■ **Exercise prompt**:
Note how many lines hold the string "title" and give that number without any other words.

◇ ◇ ◇ ◇ ◇

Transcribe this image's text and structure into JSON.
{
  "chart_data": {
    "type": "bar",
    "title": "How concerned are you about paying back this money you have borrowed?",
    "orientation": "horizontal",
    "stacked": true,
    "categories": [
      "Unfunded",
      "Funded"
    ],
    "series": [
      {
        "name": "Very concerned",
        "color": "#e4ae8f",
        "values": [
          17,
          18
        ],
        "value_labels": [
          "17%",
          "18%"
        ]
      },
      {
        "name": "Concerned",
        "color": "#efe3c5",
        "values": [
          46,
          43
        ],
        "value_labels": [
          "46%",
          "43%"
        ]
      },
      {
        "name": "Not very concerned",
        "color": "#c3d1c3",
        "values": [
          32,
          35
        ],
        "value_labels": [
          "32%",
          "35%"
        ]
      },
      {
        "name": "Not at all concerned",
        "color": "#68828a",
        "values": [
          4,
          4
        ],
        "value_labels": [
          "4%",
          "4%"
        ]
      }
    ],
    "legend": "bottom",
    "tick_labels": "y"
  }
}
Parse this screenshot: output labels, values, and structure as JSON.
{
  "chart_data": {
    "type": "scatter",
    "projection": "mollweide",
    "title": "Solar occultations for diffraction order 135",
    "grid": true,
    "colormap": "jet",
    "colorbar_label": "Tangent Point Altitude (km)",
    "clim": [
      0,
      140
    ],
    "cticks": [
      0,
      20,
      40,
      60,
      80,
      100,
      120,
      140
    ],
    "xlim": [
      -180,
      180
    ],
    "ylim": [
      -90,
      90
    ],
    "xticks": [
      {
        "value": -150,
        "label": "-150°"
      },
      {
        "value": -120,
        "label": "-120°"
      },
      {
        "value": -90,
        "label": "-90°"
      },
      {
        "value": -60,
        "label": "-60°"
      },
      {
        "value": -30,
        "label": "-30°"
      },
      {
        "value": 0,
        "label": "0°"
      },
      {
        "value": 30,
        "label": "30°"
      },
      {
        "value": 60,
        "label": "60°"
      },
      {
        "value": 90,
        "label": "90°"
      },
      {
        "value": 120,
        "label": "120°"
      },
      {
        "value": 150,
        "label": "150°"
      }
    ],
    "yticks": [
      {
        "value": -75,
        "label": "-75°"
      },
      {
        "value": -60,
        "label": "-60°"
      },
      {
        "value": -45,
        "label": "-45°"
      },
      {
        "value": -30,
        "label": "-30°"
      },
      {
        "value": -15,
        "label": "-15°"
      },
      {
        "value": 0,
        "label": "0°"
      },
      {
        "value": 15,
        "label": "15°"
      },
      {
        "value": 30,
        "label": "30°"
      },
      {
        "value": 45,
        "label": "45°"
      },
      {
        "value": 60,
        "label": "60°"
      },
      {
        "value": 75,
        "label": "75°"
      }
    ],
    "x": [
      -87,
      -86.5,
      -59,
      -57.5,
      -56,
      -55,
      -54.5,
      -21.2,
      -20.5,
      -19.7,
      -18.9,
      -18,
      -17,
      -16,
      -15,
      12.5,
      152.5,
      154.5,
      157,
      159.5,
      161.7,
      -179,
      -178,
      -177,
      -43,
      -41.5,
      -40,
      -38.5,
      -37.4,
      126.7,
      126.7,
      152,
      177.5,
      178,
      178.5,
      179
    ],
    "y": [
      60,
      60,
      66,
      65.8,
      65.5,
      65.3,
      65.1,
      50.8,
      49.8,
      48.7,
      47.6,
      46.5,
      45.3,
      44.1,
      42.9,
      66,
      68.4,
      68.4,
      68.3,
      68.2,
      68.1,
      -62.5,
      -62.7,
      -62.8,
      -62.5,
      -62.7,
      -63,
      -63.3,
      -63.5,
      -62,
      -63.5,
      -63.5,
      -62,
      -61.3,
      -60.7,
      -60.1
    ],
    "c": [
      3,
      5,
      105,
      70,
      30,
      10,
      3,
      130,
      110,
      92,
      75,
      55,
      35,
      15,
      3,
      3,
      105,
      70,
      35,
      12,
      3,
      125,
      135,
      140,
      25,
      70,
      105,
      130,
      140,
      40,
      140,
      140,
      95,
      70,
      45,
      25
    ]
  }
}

◇ ◇ ◇ ◇ ◇

■ **Response to this task**:
2